§ **SET PROBLEM**: Print the records below word for word, but leave out the pictures.

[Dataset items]

_ _ _ _ _ _ _

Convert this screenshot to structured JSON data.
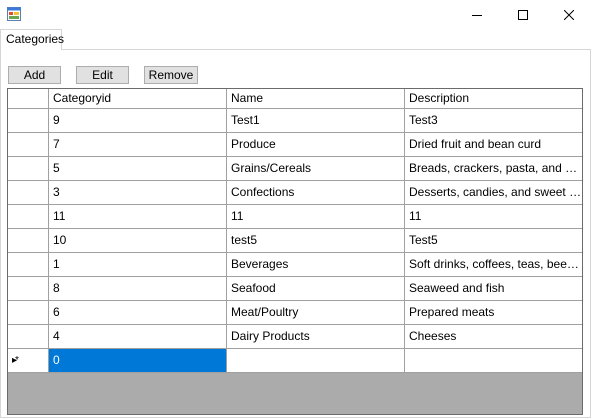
{
  "window": {
    "title": "",
    "icons": {
      "app": "app-form-icon",
      "minimize": "minimize-icon",
      "maximize": "maximize-icon",
      "close": "close-icon"
    }
  },
  "tabs": [
    {
      "label": "Categories"
    }
  ],
  "toolbar": {
    "add_label": "Add",
    "edit_label": "Edit",
    "remove_label": "Remove"
  },
  "grid": {
    "columns": [
      "Categoryid",
      "Name",
      "Description"
    ],
    "rows": [
      {
        "id": "9",
        "name": "Test1",
        "description": "Test3"
      },
      {
        "id": "7",
        "name": "Produce",
        "description": "Dried fruit and bean curd"
      },
      {
        "id": "5",
        "name": "Grains/Cereals",
        "description": "Breads, crackers, pasta, and cereal"
      },
      {
        "id": "3",
        "name": "Confections",
        "description": "Desserts, candies, and sweet bre..."
      },
      {
        "id": "11",
        "name": "11",
        "description": "11"
      },
      {
        "id": "10",
        "name": "test5",
        "description": "Test5"
      },
      {
        "id": "1",
        "name": "Beverages",
        "description": "Soft drinks, coffees, teas, beers, a..."
      },
      {
        "id": "8",
        "name": "Seafood",
        "description": "Seaweed and fish"
      },
      {
        "id": "6",
        "name": "Meat/Poultry",
        "description": "Prepared meats"
      },
      {
        "id": "4",
        "name": "Dairy Products",
        "description": "Cheeses"
      }
    ],
    "new_row": {
      "indicator": "▸*",
      "id": "0",
      "name": "",
      "description": ""
    }
  },
  "colors": {
    "selection": "#0078d7",
    "grid_background": "#ababab",
    "button_face": "#e1e1e1"
  }
}
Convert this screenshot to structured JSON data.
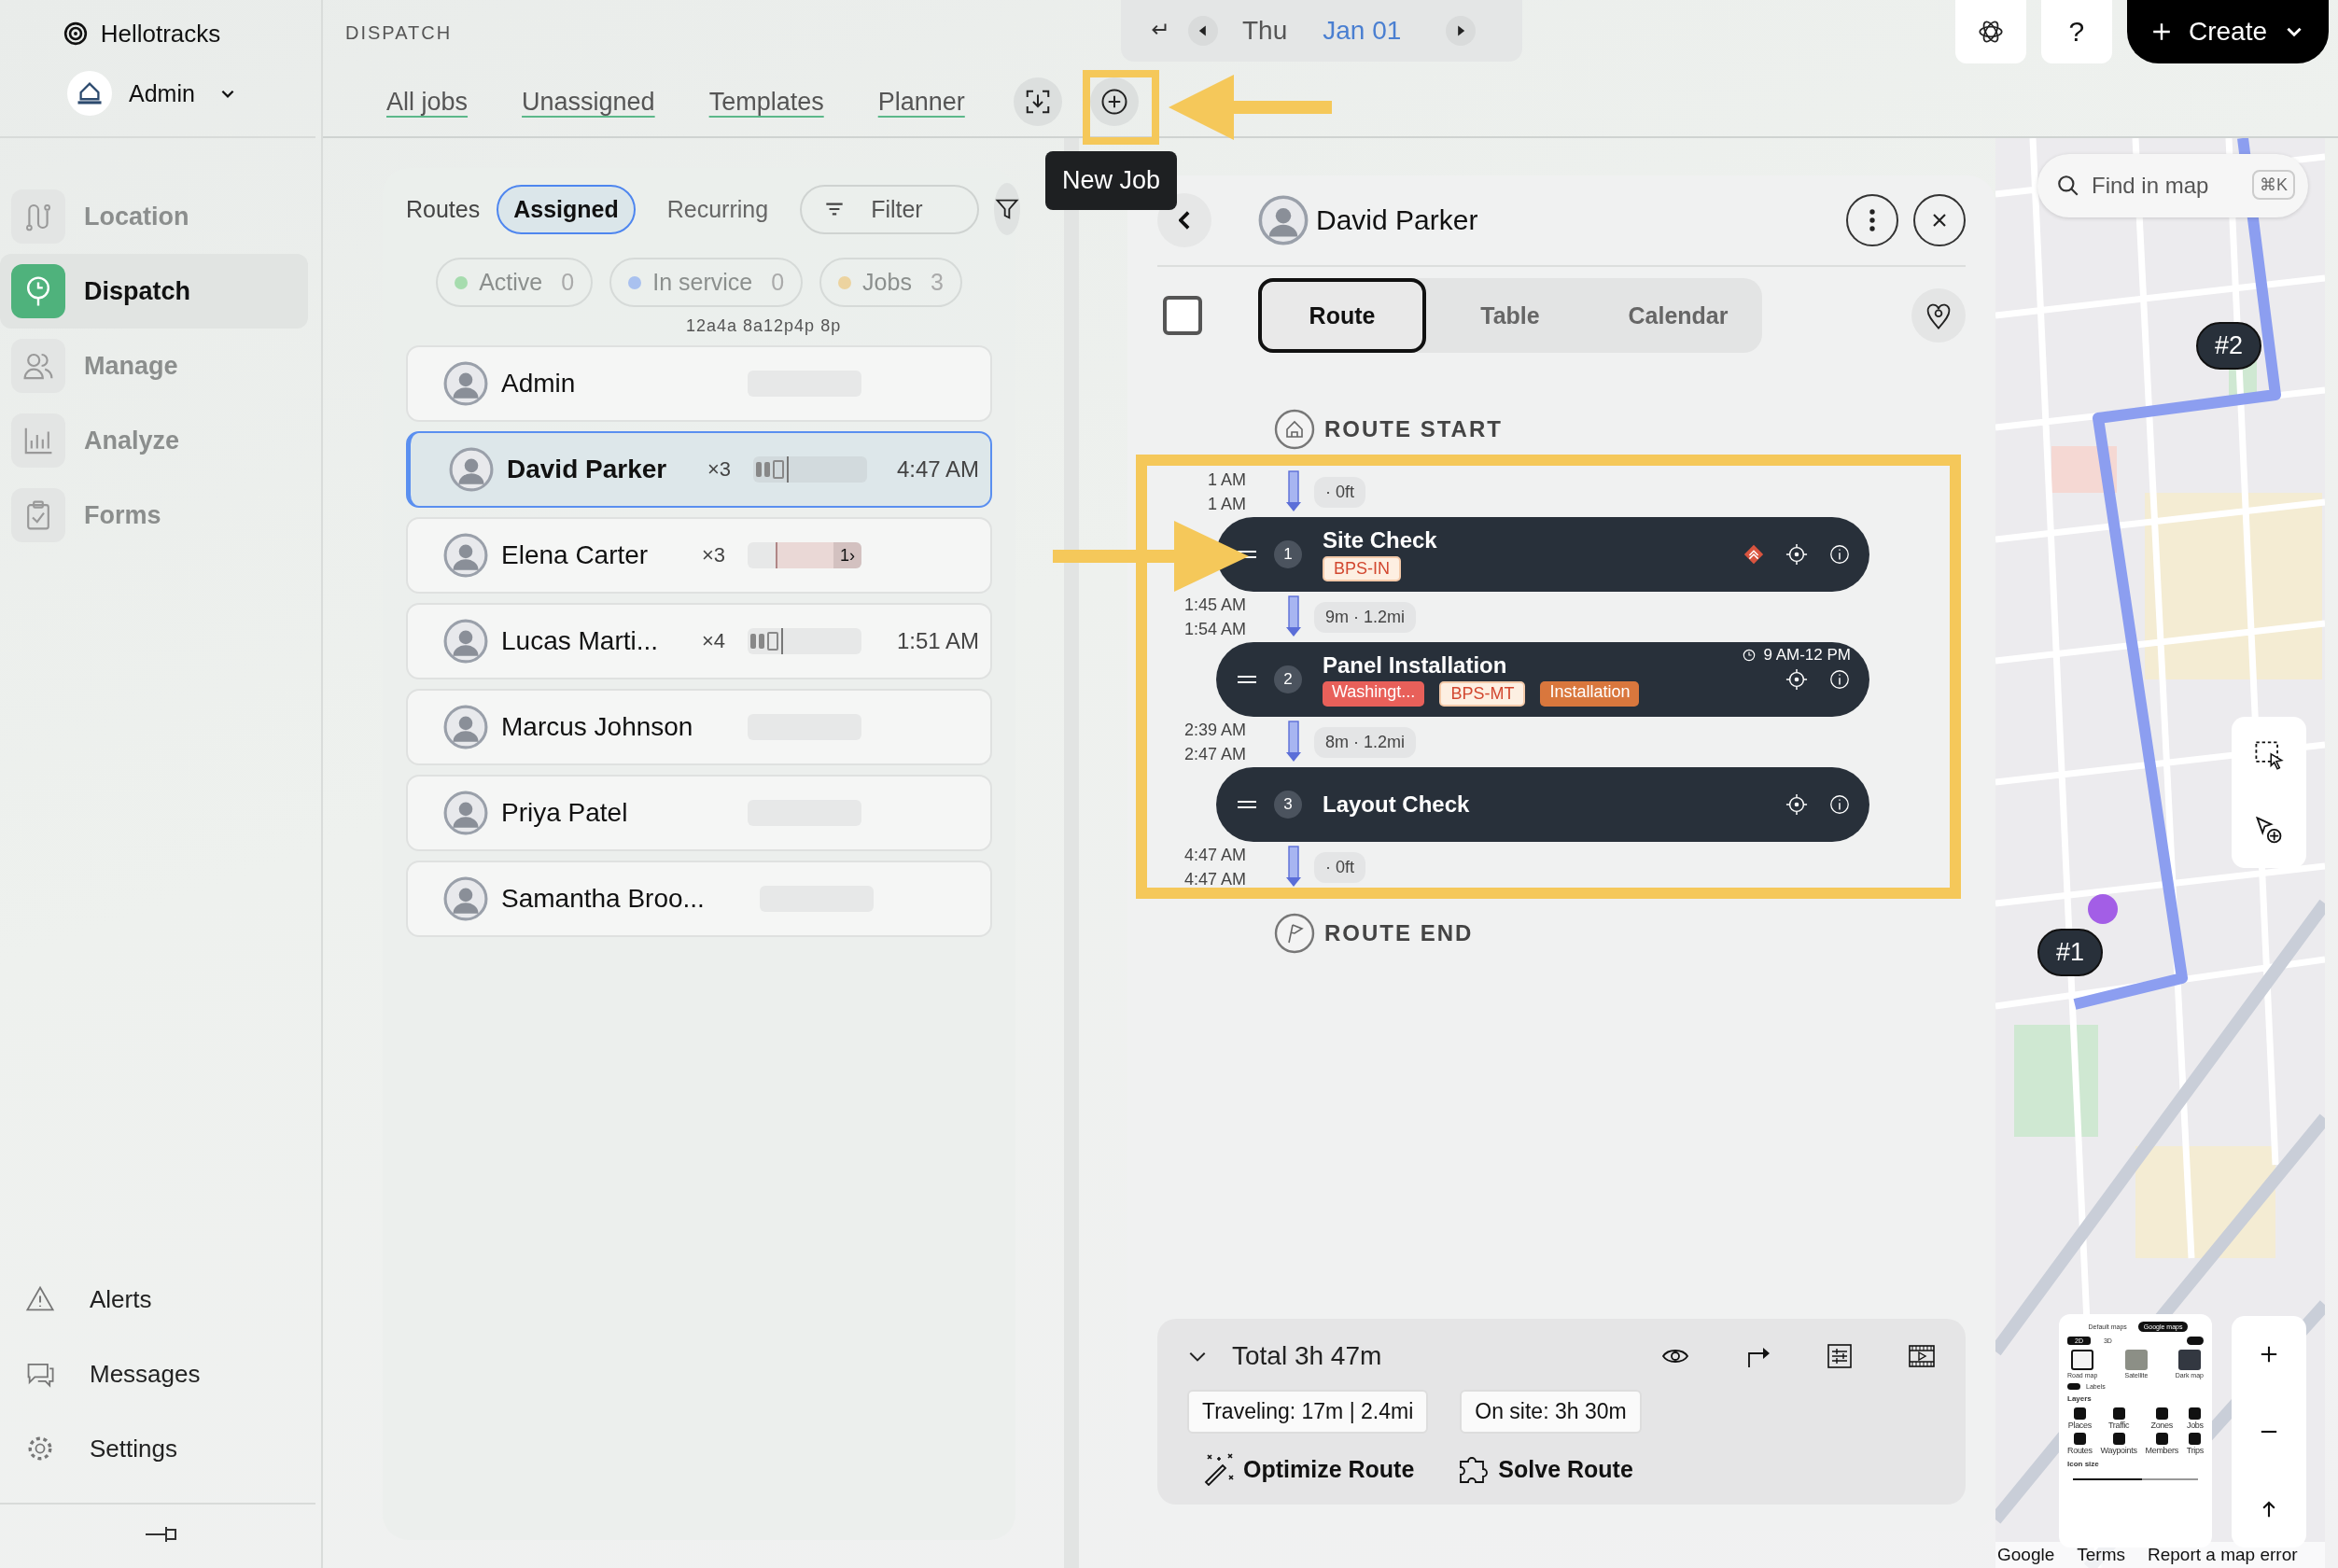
{
  "app": {
    "name": "Hellotracks"
  },
  "account": {
    "name": "Admin"
  },
  "nav": [
    {
      "label": "Location",
      "selected": false
    },
    {
      "label": "Dispatch",
      "selected": true
    },
    {
      "label": "Manage",
      "selected": false
    },
    {
      "label": "Analyze",
      "selected": false
    },
    {
      "label": "Forms",
      "selected": false
    }
  ],
  "nav_bottom": [
    {
      "label": "Alerts"
    },
    {
      "label": "Messages"
    },
    {
      "label": "Settings"
    }
  ],
  "header": {
    "section": "DISPATCH",
    "tabs": [
      "All jobs",
      "Unassigned",
      "Templates",
      "Planner"
    ],
    "tooltip": "New Job"
  },
  "date": {
    "weekday": "Thu",
    "date": "Jan 01"
  },
  "actions": {
    "help": "?",
    "create": "Create"
  },
  "routes_panel": {
    "label": "Routes",
    "modes": [
      {
        "label": "Assigned",
        "selected": true
      },
      {
        "label": "Recurring",
        "selected": false
      }
    ],
    "filter": "Filter",
    "statuses": [
      {
        "label": "Active",
        "count": "0",
        "color": "#a6dcae"
      },
      {
        "label": "In service",
        "count": "0",
        "color": "#a9c1ef"
      },
      {
        "label": "Jobs",
        "count": "3",
        "color": "#ecd39f"
      }
    ],
    "axis": "12a4a 8a12p4p 8p",
    "drivers": [
      {
        "name": "Admin",
        "selected": false,
        "timeline": {
          "kind": "empty"
        }
      },
      {
        "name": "David Parker",
        "selected": true,
        "count": "×3",
        "time": "4:47 AM",
        "timeline": {
          "kind": "stops"
        }
      },
      {
        "name": "Elena Carter",
        "selected": false,
        "count": "×3",
        "timeline": {
          "kind": "overdue",
          "label": "1›"
        }
      },
      {
        "name": "Lucas Marti...",
        "selected": false,
        "count": "×4",
        "time": "1:51 AM",
        "timeline": {
          "kind": "stops"
        }
      },
      {
        "name": "Marcus Johnson",
        "selected": false,
        "timeline": {
          "kind": "empty"
        }
      },
      {
        "name": "Priya Patel",
        "selected": false,
        "timeline": {
          "kind": "empty"
        }
      },
      {
        "name": "Samantha Broo...",
        "selected": false,
        "timeline": {
          "kind": "empty"
        }
      }
    ]
  },
  "route": {
    "driver": "David Parker",
    "checked": false,
    "views": [
      {
        "label": "Route",
        "selected": true
      },
      {
        "label": "Table",
        "selected": false
      },
      {
        "label": "Calendar",
        "selected": false
      }
    ],
    "start": "ROUTE START",
    "end": "ROUTE END",
    "legs": [
      {
        "arrive": "1 AM",
        "depart": "1 AM",
        "travel": "· 0ft"
      },
      {
        "arrive": "1:45 AM",
        "depart": "1:54 AM",
        "travel": "9m · 1.2mi"
      },
      {
        "arrive": "2:39 AM",
        "depart": "2:47 AM",
        "travel": "8m · 1.2mi"
      },
      {
        "arrive": "4:47 AM",
        "depart": "4:47 AM",
        "travel": "· 0ft"
      }
    ],
    "stops": [
      {
        "number": "1",
        "title": "Site Check",
        "priority": true,
        "tags": [
          {
            "label": "BPS-IN",
            "kind": "outline"
          }
        ]
      },
      {
        "number": "2",
        "title": "Panel Installation",
        "priority": false,
        "window": "9 AM-12 PM",
        "tags": [
          {
            "label": "Washingt...",
            "kind": "filled",
            "color": "#e8605a"
          },
          {
            "label": "BPS-MT",
            "kind": "outline"
          },
          {
            "label": "Installation",
            "kind": "filled",
            "color": "#d9773d"
          }
        ]
      },
      {
        "number": "3",
        "title": "Layout Check",
        "priority": false
      }
    ],
    "summary": {
      "total": "Total 3h 47m",
      "traveling": "Traveling: 17m | 2.4mi",
      "onsite": "On site: 3h 30m",
      "optimize": "Optimize Route",
      "solve": "Solve Route"
    }
  },
  "map": {
    "search": {
      "placeholder": "Find in map",
      "shortcut": "⌘K"
    },
    "pins": [
      "#2",
      "#1"
    ],
    "style_panel": {
      "sources": [
        {
          "label": "Default maps",
          "selected": false
        },
        {
          "label": "Google maps",
          "selected": true
        }
      ],
      "dims": [
        {
          "label": "2D",
          "selected": true
        },
        {
          "label": "3D",
          "selected": false
        }
      ],
      "dims_toggle_on": true,
      "types": [
        "Road map",
        "Satellite",
        "Dark map"
      ],
      "labels": "Labels",
      "labels_on": true,
      "layers_title": "Layers",
      "layers": [
        "Places",
        "Traffic",
        "Zones",
        "Jobs",
        "Routes",
        "Waypoints",
        "Members",
        "Trips"
      ],
      "icon_size": "Icon size",
      "level": 0.55
    },
    "footer": [
      "Google",
      "Terms",
      "Report a map error"
    ]
  }
}
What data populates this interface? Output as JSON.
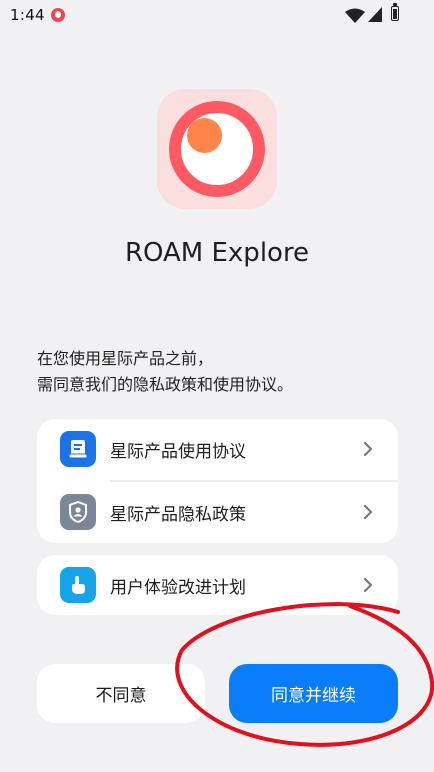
{
  "status_bar": {
    "time": "1:44",
    "icons": [
      "notification-icon",
      "wifi-icon",
      "signal-icon",
      "battery-icon"
    ]
  },
  "app": {
    "name": "ROAM Explore",
    "logo_colors": {
      "background": "#fbdede",
      "ring": "#ff5a63",
      "accent": "#ff8648"
    }
  },
  "intro": {
    "line1": "在您使用星际产品之前，",
    "line2": "需同意我们的隐私政策和使用协议。"
  },
  "agreements": [
    {
      "label": "星际产品使用协议",
      "icon": "document-icon",
      "color": "#1a73e8"
    },
    {
      "label": "星际产品隐私政策",
      "icon": "shield-user-icon",
      "color": "#7b8799"
    }
  ],
  "improvement": {
    "label": "用户体验改进计划",
    "icon": "hand-tap-icon",
    "color": "#16a4e9"
  },
  "buttons": {
    "disagree": "不同意",
    "agree": "同意并继续"
  },
  "colors": {
    "primary": "#0a7dfa",
    "annotation": "#e0101c"
  }
}
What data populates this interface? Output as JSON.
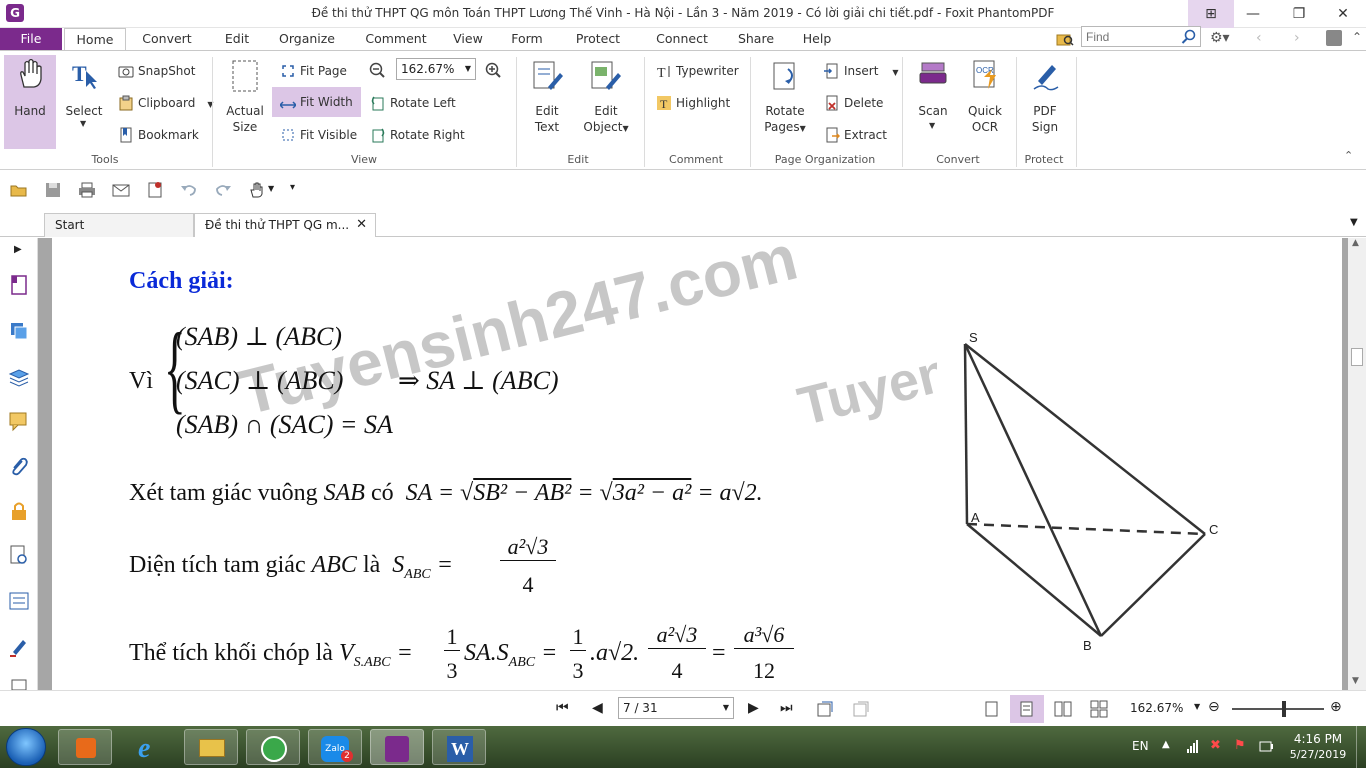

_ _ _ _ _ _ _

§ **SOLUTION BELOW**:
Convert this screenshot to structured JSON data.
{
  "window": {
    "title": "",
    "icons": {
      "app": "app-form-icon",
      "minimize": "minimize-icon",
      "maximize": "maximize-icon",
      "close": "close-icon"
    }
  },
  "tabs": [
    {
      "label": "Categories"
    }
  ],
  "toolbar": {
    "add_label": "Add",
    "edit_label": "Edit",
    "remove_label": "Remove"
  },
  "grid": {
    "columns": [
      "Categoryid",
      "Name",
      "Description"
    ],
    "rows": [
      {
        "id": "9",
        "name": "Test1",
        "description": "Test3"
      },
      {
        "id": "7",
        "name": "Produce",
        "description": "Dried fruit and bean curd"
      },
      {
        "id": "5",
        "name": "Grains/Cereals",
        "description": "Breads, crackers, pasta, and cereal"
      },
      {
        "id": "3",
        "name": "Confections",
        "description": "Desserts, candies, and sweet bre..."
      },
      {
        "id": "11",
        "name": "11",
        "description": "11"
      },
      {
        "id": "10",
        "name": "test5",
        "description": "Test5"
      },
      {
        "id": "1",
        "name": "Beverages",
        "description": "Soft drinks, coffees, teas, beers, a..."
      },
      {
        "id": "8",
        "name": "Seafood",
        "description": "Seaweed and fish"
      },
      {
        "id": "6",
        "name": "Meat/Poultry",
        "description": "Prepared meats"
      },
      {
        "id": "4",
        "name": "Dairy Products",
        "description": "Cheeses"
      }
    ],
    "new_row": {
      "indicator": "▸*",
      "id": "0",
      "name": "",
      "description": ""
    }
  },
  "colors": {
    "selection": "#0078d7",
    "grid_background": "#ababab",
    "button_face": "#e1e1e1"
  }
}
Convert this screenshot to structured JSON data.
{
  "app": {
    "name": "Hellotracks"
  },
  "account": {
    "name": "Admin"
  },
  "nav": [
    {
      "label": "Location",
      "selected": false
    },
    {
      "label": "Dispatch",
      "selected": true
    },
    {
      "label": "Manage",
      "selected": false
    },
    {
      "label": "Analyze",
      "selected": false
    },
    {
      "label": "Forms",
      "selected": false
    }
  ],
  "nav_bottom": [
    {
      "label": "Alerts"
    },
    {
      "label": "Messages"
    },
    {
      "label": "Settings"
    }
  ],
  "header": {
    "section": "DISPATCH",
    "tabs": [
      "All jobs",
      "Unassigned",
      "Templates",
      "Planner"
    ],
    "tooltip": "New Job"
  },
  "date": {
    "weekday": "Thu",
    "date": "Jan 01"
  },
  "actions": {
    "help": "?",
    "create": "Create"
  },
  "routes_panel": {
    "label": "Routes",
    "modes": [
      {
        "label": "Assigned",
        "selected": true
      },
      {
        "label": "Recurring",
        "selected": false
      }
    ],
    "filter": "Filter",
    "statuses": [
      {
        "label": "Active",
        "count": "0",
        "color": "#a6dcae"
      },
      {
        "label": "In service",
        "count": "0",
        "color": "#a9c1ef"
      },
      {
        "label": "Jobs",
        "count": "3",
        "color": "#ecd39f"
      }
    ],
    "axis": "12a4a 8a12p4p 8p",
    "drivers": [
      {
        "name": "Admin",
        "selected": false,
        "timeline": {
          "kind": "empty"
        }
      },
      {
        "name": "David Parker",
        "selected": true,
        "count": "×3",
        "time": "4:47 AM",
        "timeline": {
          "kind": "stops"
        }
      },
      {
        "name": "Elena Carter",
        "selected": false,
        "count": "×3",
        "timeline": {
          "kind": "overdue",
          "label": "1›"
        }
      },
      {
        "name": "Lucas Marti...",
        "selected": false,
        "count": "×4",
        "time": "1:51 AM",
        "timeline": {
          "kind": "stops"
        }
      },
      {
        "name": "Marcus Johnson",
        "selected": false,
        "timeline": {
          "kind": "empty"
        }
      },
      {
        "name": "Priya Patel",
        "selected": false,
        "timeline": {
          "kind": "empty"
        }
      },
      {
        "name": "Samantha Broo...",
        "selected": false,
        "timeline": {
          "kind": "empty"
        }
      }
    ]
  },
  "route": {
    "driver": "David Parker",
    "checked": false,
    "views": [
      {
        "label": "Route",
        "selected": true
      },
      {
        "label": "Table",
        "selected": false
      },
      {
        "label": "Calendar",
        "selected": false
      }
    ],
    "start": "ROUTE START",
    "end": "ROUTE END",
    "legs": [
      {
        "arrive": "1 AM",
        "depart": "1 AM",
        "travel": "· 0ft"
      },
      {
        "arrive": "1:45 AM",
        "depart": "1:54 AM",
        "travel": "9m · 1.2mi"
      },
      {
        "arrive": "2:39 AM",
        "depart": "2:47 AM",
        "travel": "8m · 1.2mi"
      },
      {
        "arrive": "4:47 AM",
        "depart": "4:47 AM",
        "travel": "· 0ft"
      }
    ],
    "stops": [
      {
        "number": "1",
        "title": "Site Check",
        "priority": true,
        "tags": [
          {
            "label": "BPS-IN",
            "kind": "outline"
          }
        ]
      },
      {
        "number": "2",
        "title": "Panel Installation",
        "priority": false,
        "window": "9 AM-12 PM",
        "tags": [
          {
            "label": "Washingt...",
            "kind": "filled",
            "color": "#e8605a"
          },
          {
            "label": "BPS-MT",
            "kind": "outline"
          },
          {
            "label": "Installation",
            "kind": "filled",
            "color": "#d9773d"
          }
        ]
      },
      {
        "number": "3",
        "title": "Layout Check",
        "priority": false
      }
    ],
    "summary": {
      "total": "Total 3h 47m",
      "traveling": "Traveling: 17m | 2.4mi",
      "onsite": "On site: 3h 30m",
      "optimize": "Optimize Route",
      "solve": "Solve Route"
    }
  },
  "map": {
    "search": {
      "placeholder": "Find in map",
      "shortcut": "⌘K"
    },
    "pins": [
      "#2",
      "#1"
    ],
    "style_panel": {
      "sources": [
        {
          "label": "Default maps",
          "selected": false
        },
        {
          "label": "Google maps",
          "selected": true
        }
      ],
      "dims": [
        {
          "label": "2D",
          "selected": true
        },
        {
          "label": "3D",
          "selected": false
        }
      ],
      "dims_toggle_on": true,
      "types": [
        "Road map",
        "Satellite",
        "Dark map"
      ],
      "labels": "Labels",
      "labels_on": true,
      "layers_title": "Layers",
      "layers": [
        "Places",
        "Traffic",
        "Zones",
        "Jobs",
        "Routes",
        "Waypoints",
        "Members",
        "Trips"
      ],
      "icon_size": "Icon size",
      "level": 0.55
    },
    "footer": [
      "Google",
      "Terms",
      "Report a map error"
    ]
  }
}
What data populates this interface? Output as JSON.
{
  "status_bar": {
    "time": "1:44",
    "icons": [
      "notification-icon",
      "wifi-icon",
      "signal-icon",
      "battery-icon"
    ]
  },
  "app": {
    "name": "ROAM Explore",
    "logo_colors": {
      "background": "#fbdede",
      "ring": "#ff5a63",
      "accent": "#ff8648"
    }
  },
  "intro": {
    "line1": "在您使用星际产品之前，",
    "line2": "需同意我们的隐私政策和使用协议。"
  },
  "agreements": [
    {
      "label": "星际产品使用协议",
      "icon": "document-icon",
      "color": "#1a73e8"
    },
    {
      "label": "星际产品隐私政策",
      "icon": "shield-user-icon",
      "color": "#7b8799"
    }
  ],
  "improvement": {
    "label": "用户体验改进计划",
    "icon": "hand-tap-icon",
    "color": "#16a4e9"
  },
  "buttons": {
    "disagree": "不同意",
    "agree": "同意并继续"
  },
  "colors": {
    "primary": "#0a7dfa",
    "annotation": "#e0101c"
  }
}
What data populates this interface? Output as JSON.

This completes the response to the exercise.